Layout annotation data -
----------------

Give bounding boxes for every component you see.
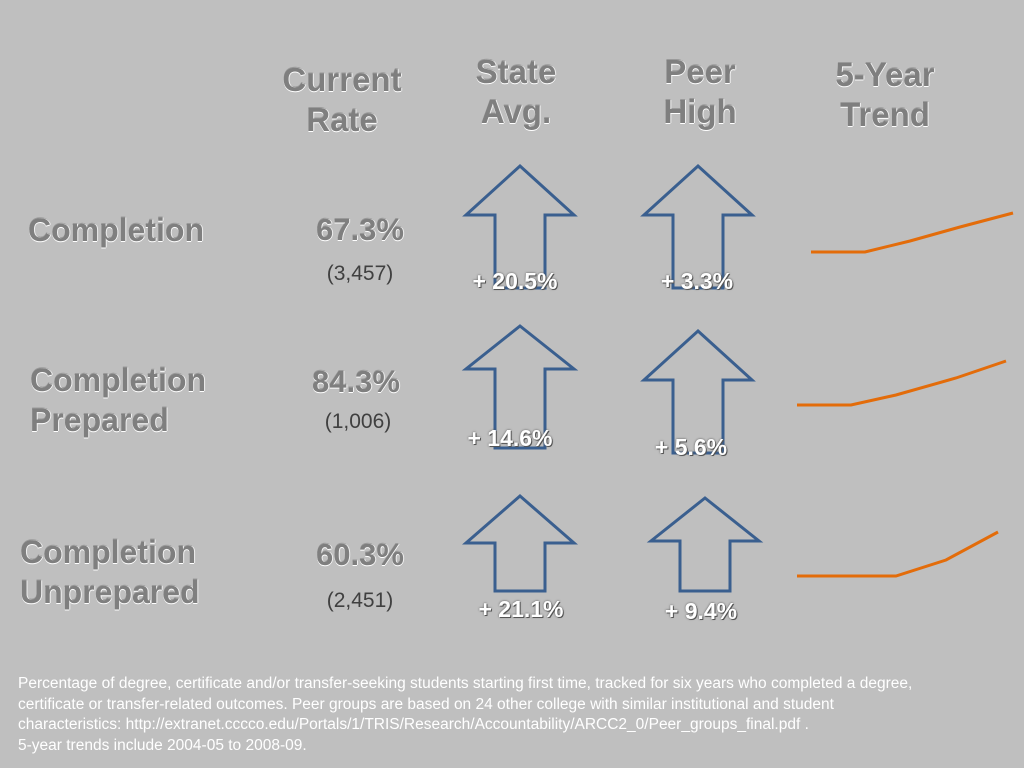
count-completion: (3,457) [326,262,394,285]
up-arrow-icon [640,328,756,455]
up-arrow-icon [461,494,579,593]
trend-line-icon [797,359,1007,407]
state-diff-completion-unprepared: + 21.1% [478,596,564,622]
count-completion-unprepared: (2,451) [326,589,394,612]
up-arrow-icon [462,163,578,290]
current-rate-completion-prepared: 84.3% [312,364,400,399]
count-completion-prepared: (1,006) [324,410,392,433]
header-state-avg: State Avg. [475,53,557,130]
current-rate-completion: 67.3% [316,212,404,247]
peer-diff-completion-unprepared: + 9.4% [664,598,738,624]
peer-diff-completion: + 3.3% [660,268,734,294]
header-current-rate: Current Rate [282,61,402,138]
header-peer-high: Peer High [663,53,737,130]
header-five-year-trend: 5-Year Trend [835,56,935,133]
up-arrow-icon [461,324,579,450]
row-label-completion-unprepared: Completion Unprepared [20,534,200,610]
up-arrow-icon [646,496,764,593]
up-arrow-icon [640,163,756,290]
row-label-completion-prepared: Completion Prepared [30,362,206,438]
row-label-completion: Completion [28,212,204,248]
peer-diff-completion-prepared: + 5.6% [654,434,728,460]
trend-line-icon [797,530,999,578]
footnote: Percentage of degree, certificate and/or… [18,675,913,754]
current-rate-completion-unprepared: 60.3% [316,537,404,572]
state-diff-completion-prepared: + 14.6% [467,425,553,451]
state-diff-completion: + 20.5% [472,268,558,294]
trend-line-icon [811,211,1014,254]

----------------

Rewrite the records above as a numbered list, dropping any blank lines and omitting the pictures.

Written solution -
1. Give bounding boxes for every component you see.
2. count-completion: (3,457) [326,262,394,285]
3. up-arrow-icon [640,328,756,455]
4. up-arrow-icon [461,494,579,593]
5. trend-line-icon [797,359,1007,407]
6. state-diff-completion-unprepared: + 21.1% [478,596,564,622]
7. count-completion-unprepared: (2,451) [326,589,394,612]
8. up-arrow-icon [462,163,578,290]
9. current-rate-completion-prepared: 84.3% [312,364,400,399]
10. count-completion-prepared: (1,006) [324,410,392,433]
11. header-state-avg: State Avg. [475,53,557,130]
12. current-rate-completion: 67.3% [316,212,404,247]
13. peer-diff-completion-unprepared: + 9.4% [664,598,738,624]
14. peer-diff-completion: + 3.3% [660,268,734,294]
15. header-current-rate: Current Rate [282,61,402,138]
16. header-peer-high: Peer High [663,53,737,130]
17. header-five-year-trend: 5-Year Trend [835,56,935,133]
18. up-arrow-icon [461,324,579,450]
19. row-label-completion-unprepared: Completion Unprepared [20,534,200,610]
20. up-arrow-icon [646,496,764,593]
21. up-arrow-icon [640,163,756,290]
22. row-label-completion-prepared: Completion Prepared [30,362,206,438]
23. row-label-completion: Completion [28,212,204,248]
24. peer-diff-completion-prepared: + 5.6% [654,434,728,460]
25. trend-line-icon [797,530,999,578]
26. footnote: Percentage of degree, certificate and/or… [18,675,913,754]
27. current-rate-completion-unprepared: 60.3% [316,537,404,572]
28. state-diff-completion-prepared: + 14.6% [467,425,553,451]
29. state-diff-completion: + 20.5% [472,268,558,294]
30. trend-line-icon [811,211,1014,254]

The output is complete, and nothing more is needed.